- [Problem statement]:
Whenever a line below holds the word "title", copy that line.
BEGIN Task material
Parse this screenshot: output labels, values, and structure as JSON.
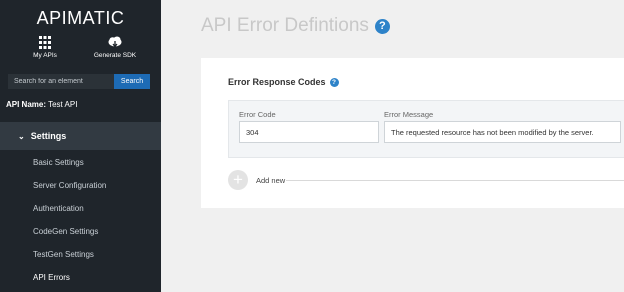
{
  "sidebar": {
    "brand": "APIMATIC",
    "actions": {
      "my_apis": "My APIs",
      "generate_sdk": "Generate SDK"
    },
    "search": {
      "placeholder": "Search for an element",
      "button_label": "Search"
    },
    "api_name_label": "API Name:",
    "api_name_value": "Test API",
    "section": {
      "label": "Settings",
      "items": [
        {
          "label": "Basic Settings"
        },
        {
          "label": "Server Configuration"
        },
        {
          "label": "Authentication"
        },
        {
          "label": "CodeGen Settings"
        },
        {
          "label": "TestGen Settings"
        },
        {
          "label": "API Errors"
        }
      ]
    }
  },
  "main": {
    "title": "API Error Defintions",
    "card": {
      "title": "Error Response Codes",
      "columns": {
        "code": "Error Code",
        "message": "Error Message"
      },
      "row": {
        "code": "304",
        "message": "The requested resource has not been modified by the server."
      },
      "add_label": "Add new"
    }
  },
  "colors": {
    "sidebar_bg": "#1f252b",
    "section_bg": "#323a42",
    "accent": "#1d6bb5",
    "help_icon": "#2e83c9"
  },
  "icons": [
    "grid-icon",
    "cloud-download-icon",
    "chevron-down-icon",
    "help-icon",
    "plus-icon"
  ]
}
END Task material
- [In response]:
    "title": "API Error Defintions",
      "title": "Error Response Codes",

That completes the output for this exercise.